> _Stored dataset items_:
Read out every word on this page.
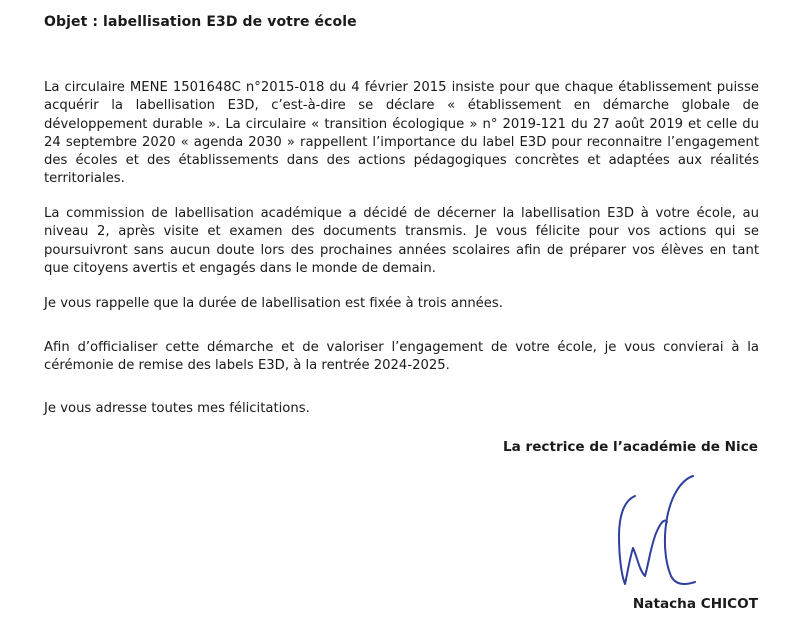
Objet : labellisation E3D de votre école

La circulaire MENE 1501648C n°2015-018 du 4 février 2015 insiste pour que chaque établissement puisse acquérir la labellisation E3D, c’est-à-dire se déclare « établissement en démarche globale de développement durable ». La circulaire « transition écologique » n° 2019-121 du 27 août 2019 et celle du 24 septembre 2020 « agenda 2030 » rappellent l’importance du label E3D pour reconnaitre l’engagement des écoles et des établissements dans des actions pédagogiques concrètes et adaptées aux réalités territoriales.

La commission de labellisation académique a décidé de décerner la labellisation E3D à votre école, au niveau 2, après visite et examen des documents transmis. Je vous félicite pour vos actions qui se poursuivront sans aucun doute lors des prochaines années scolaires afin de préparer vos élèves en tant que citoyens avertis et engagés dans le monde de demain.

Je vous rappelle que la durée de labellisation est fixée à trois années.

Afin d’officialiser cette démarche et de valoriser l’engagement de votre école, je vous convierai à la cérémonie de remise des labels E3D, à la rentrée 2024-2025.

Je vous adresse toutes mes félicitations.

La rectrice de l’académie de Nice
Natacha CHICOT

> _Instructions to follow_:
From the entries above, extract every line where the word "années" appears.

> _Response_:
La commission de labellisation académique a décidé de décerner la labellisation E3D à votre école, au niveau 2, après visite et examen des documents transmis. Je vous félicite pour vos actions qui se poursuivront sans aucun doute lors des prochaines années scolaires afin de préparer vos élèves en tant que citoyens avertis et engagés dans le monde de demain.
Je vous rappelle que la durée de labellisation est fixée à trois années.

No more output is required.